## [Goal of the exercise]
Without the pictures, repeat the listing character for character.

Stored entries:
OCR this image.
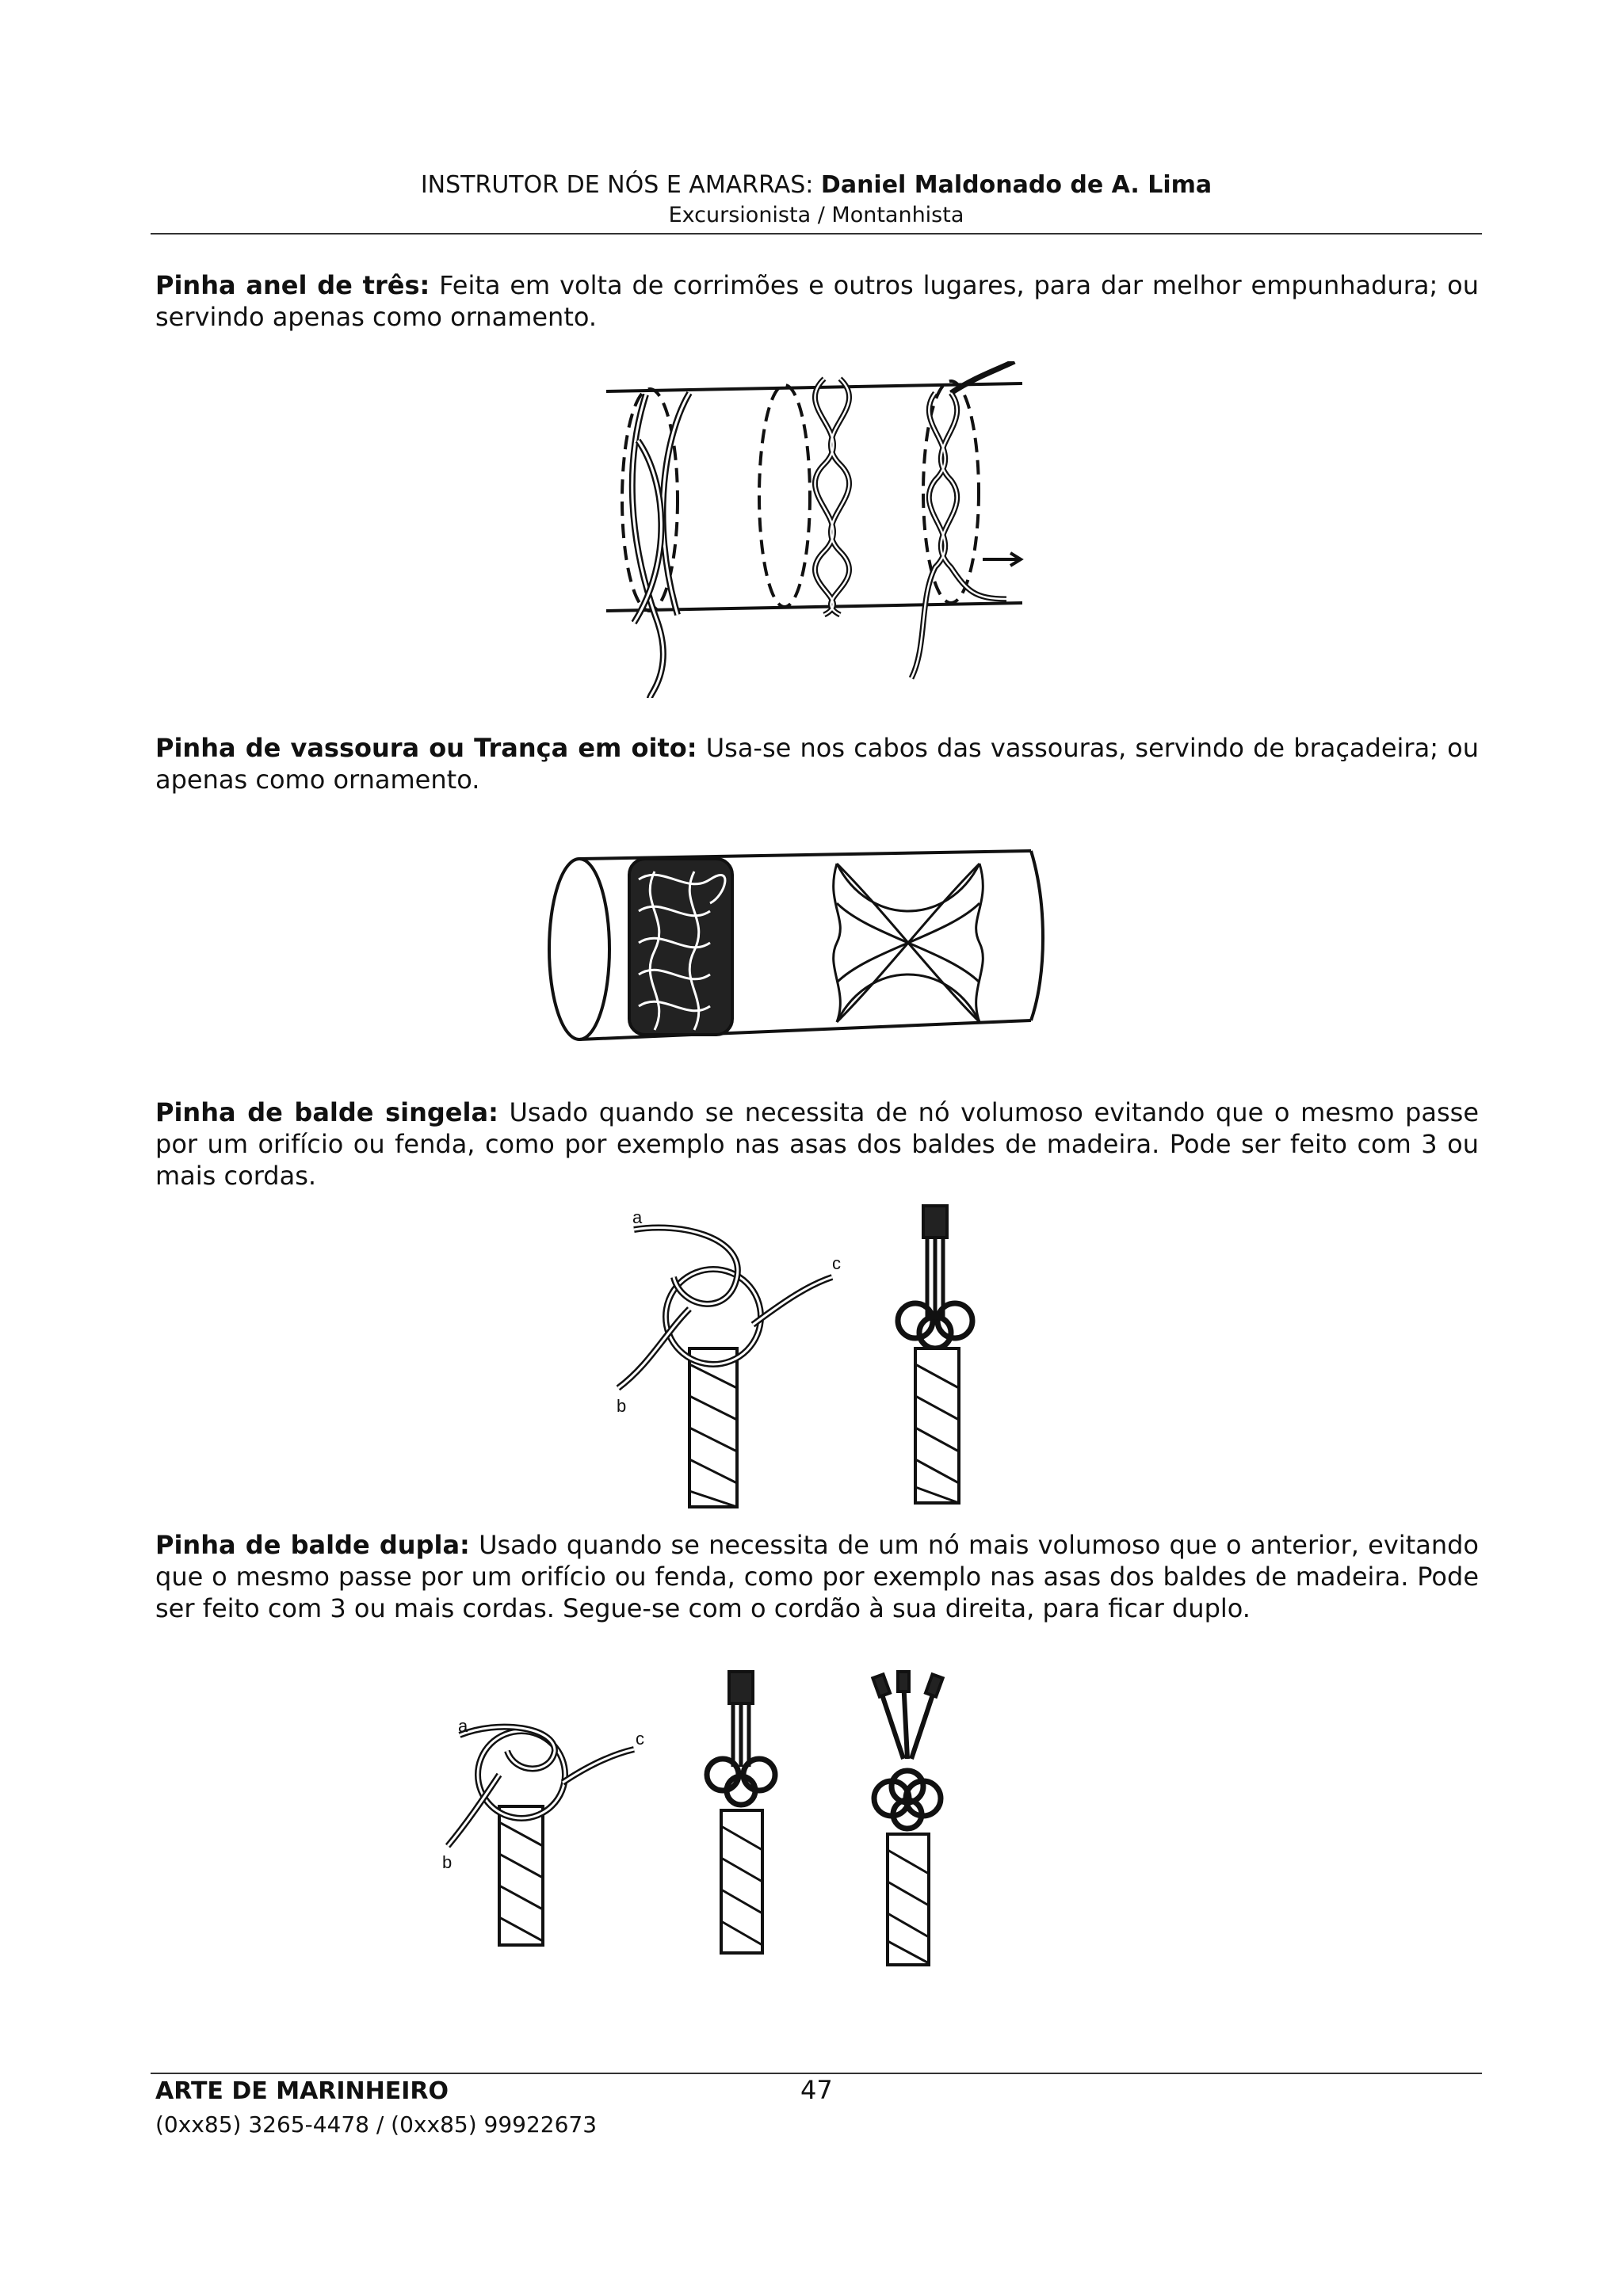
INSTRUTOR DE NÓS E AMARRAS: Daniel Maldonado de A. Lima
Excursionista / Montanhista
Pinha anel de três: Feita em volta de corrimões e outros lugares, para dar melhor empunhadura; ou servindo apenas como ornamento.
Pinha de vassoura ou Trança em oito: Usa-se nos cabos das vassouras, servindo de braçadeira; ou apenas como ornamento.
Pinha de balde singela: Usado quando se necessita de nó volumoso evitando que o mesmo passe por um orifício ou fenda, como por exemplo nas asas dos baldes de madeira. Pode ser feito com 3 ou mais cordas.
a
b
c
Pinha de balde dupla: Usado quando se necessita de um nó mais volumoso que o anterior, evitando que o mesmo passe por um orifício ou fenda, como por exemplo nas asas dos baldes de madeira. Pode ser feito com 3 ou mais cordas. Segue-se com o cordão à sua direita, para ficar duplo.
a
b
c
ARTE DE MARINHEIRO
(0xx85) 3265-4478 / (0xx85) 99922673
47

## [Written response]
OCR this image.
INSTRUTOR DE NÓS E AMARRAS: Daniel Maldonado de A. Lima
Excursionista / Montanhista
Pinha anel de três: Feita em volta de corrimões e outros lugares, para dar melhor empunhadura; ou servindo apenas como ornamento.
Pinha de vassoura ou Trança em oito: Usa-se nos cabos das vassouras, servindo de braçadeira; ou apenas como ornamento.
Pinha de balde singela: Usado quando se necessita de nó volumoso evitando que o mesmo passe por um orifício ou fenda, como por exemplo nas asas dos baldes de madeira. Pode ser feito com 3 ou mais cordas.
a
b
c
Pinha de balde dupla: Usado quando se necessita de um nó mais volumoso que o anterior, evitando que o mesmo passe por um orifício ou fenda, como por exemplo nas asas dos baldes de madeira. Pode ser feito com 3 ou mais cordas. Segue-se com o cordão à sua direita, para ficar duplo.
a
b
c
ARTE DE MARINHEIRO
(0xx85) 3265-4478 / (0xx85) 99922673
47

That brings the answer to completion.